##### Task inputs

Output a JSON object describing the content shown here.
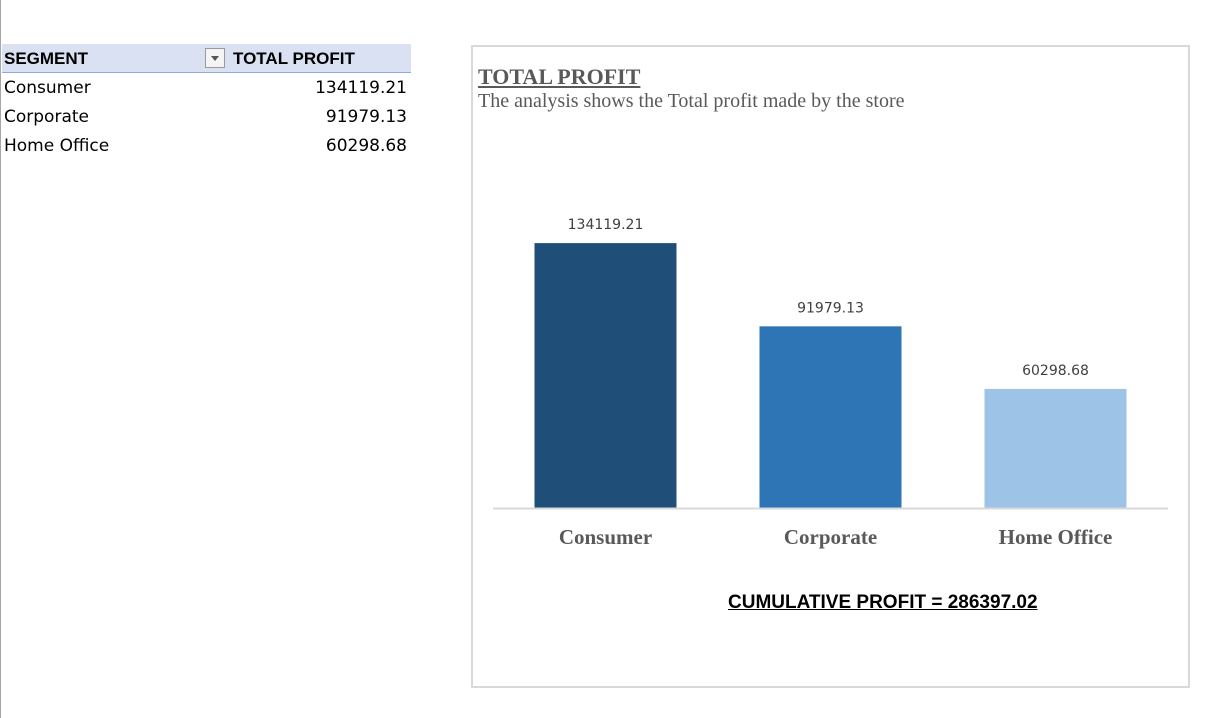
{
  "pivot": {
    "header": {
      "segment": "SEGMENT",
      "total_profit": "TOTAL PROFIT"
    },
    "filter_icon": "filter-dropdown-icon",
    "rows": [
      {
        "label": "Consumer",
        "value": "134119.21"
      },
      {
        "label": "Corporate",
        "value": "91979.13"
      },
      {
        "label": "Home Office",
        "value": "60298.68"
      }
    ]
  },
  "chart": {
    "title": "TOTAL PROFIT",
    "subtitle": "The analysis shows the Total profit made by the store",
    "footer": "CUMULATIVE PROFIT = 286397.02"
  },
  "chart_data": {
    "type": "bar",
    "title": "TOTAL PROFIT",
    "subtitle": "The analysis shows the Total profit made by the store",
    "categories": [
      "Consumer",
      "Corporate",
      "Home Office"
    ],
    "values": [
      134119.21,
      91979.13,
      60298.68
    ],
    "data_labels": [
      "134119.21",
      "91979.13",
      "60298.68"
    ],
    "colors": [
      "#1f4e79",
      "#2e75b6",
      "#9dc3e6"
    ],
    "ylim": [
      0,
      160000
    ],
    "y_axis_visible": false,
    "grid": false,
    "legend": "none"
  }
}
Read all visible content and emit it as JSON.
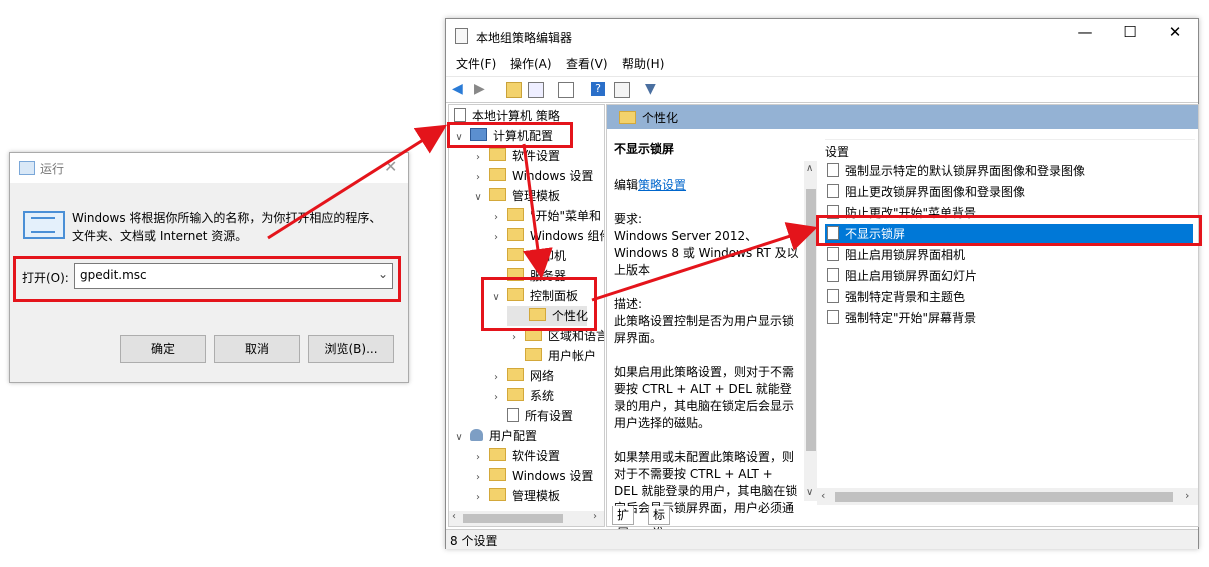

##########

# [What the task requires]
Write every entry out again exactly, dropping the pictures.

# [Final answer]
Output a JSON object describing the content shown here.
{
  "pivot": {
    "header": {
      "segment": "SEGMENT",
      "total_profit": "TOTAL PROFIT"
    },
    "filter_icon": "filter-dropdown-icon",
    "rows": [
      {
        "label": "Consumer",
        "value": "134119.21"
      },
      {
        "label": "Corporate",
        "value": "91979.13"
      },
      {
        "label": "Home Office",
        "value": "60298.68"
      }
    ]
  },
  "chart": {
    "title": "TOTAL PROFIT",
    "subtitle": "The analysis shows the Total profit made by the store",
    "footer": "CUMULATIVE PROFIT = 286397.02"
  },
  "chart_data": {
    "type": "bar",
    "title": "TOTAL PROFIT",
    "subtitle": "The analysis shows the Total profit made by the store",
    "categories": [
      "Consumer",
      "Corporate",
      "Home Office"
    ],
    "values": [
      134119.21,
      91979.13,
      60298.68
    ],
    "data_labels": [
      "134119.21",
      "91979.13",
      "60298.68"
    ],
    "colors": [
      "#1f4e79",
      "#2e75b6",
      "#9dc3e6"
    ],
    "ylim": [
      0,
      160000
    ],
    "y_axis_visible": false,
    "grid": false,
    "legend": "none"
  }
}
Read all visible content and emit it as JSON.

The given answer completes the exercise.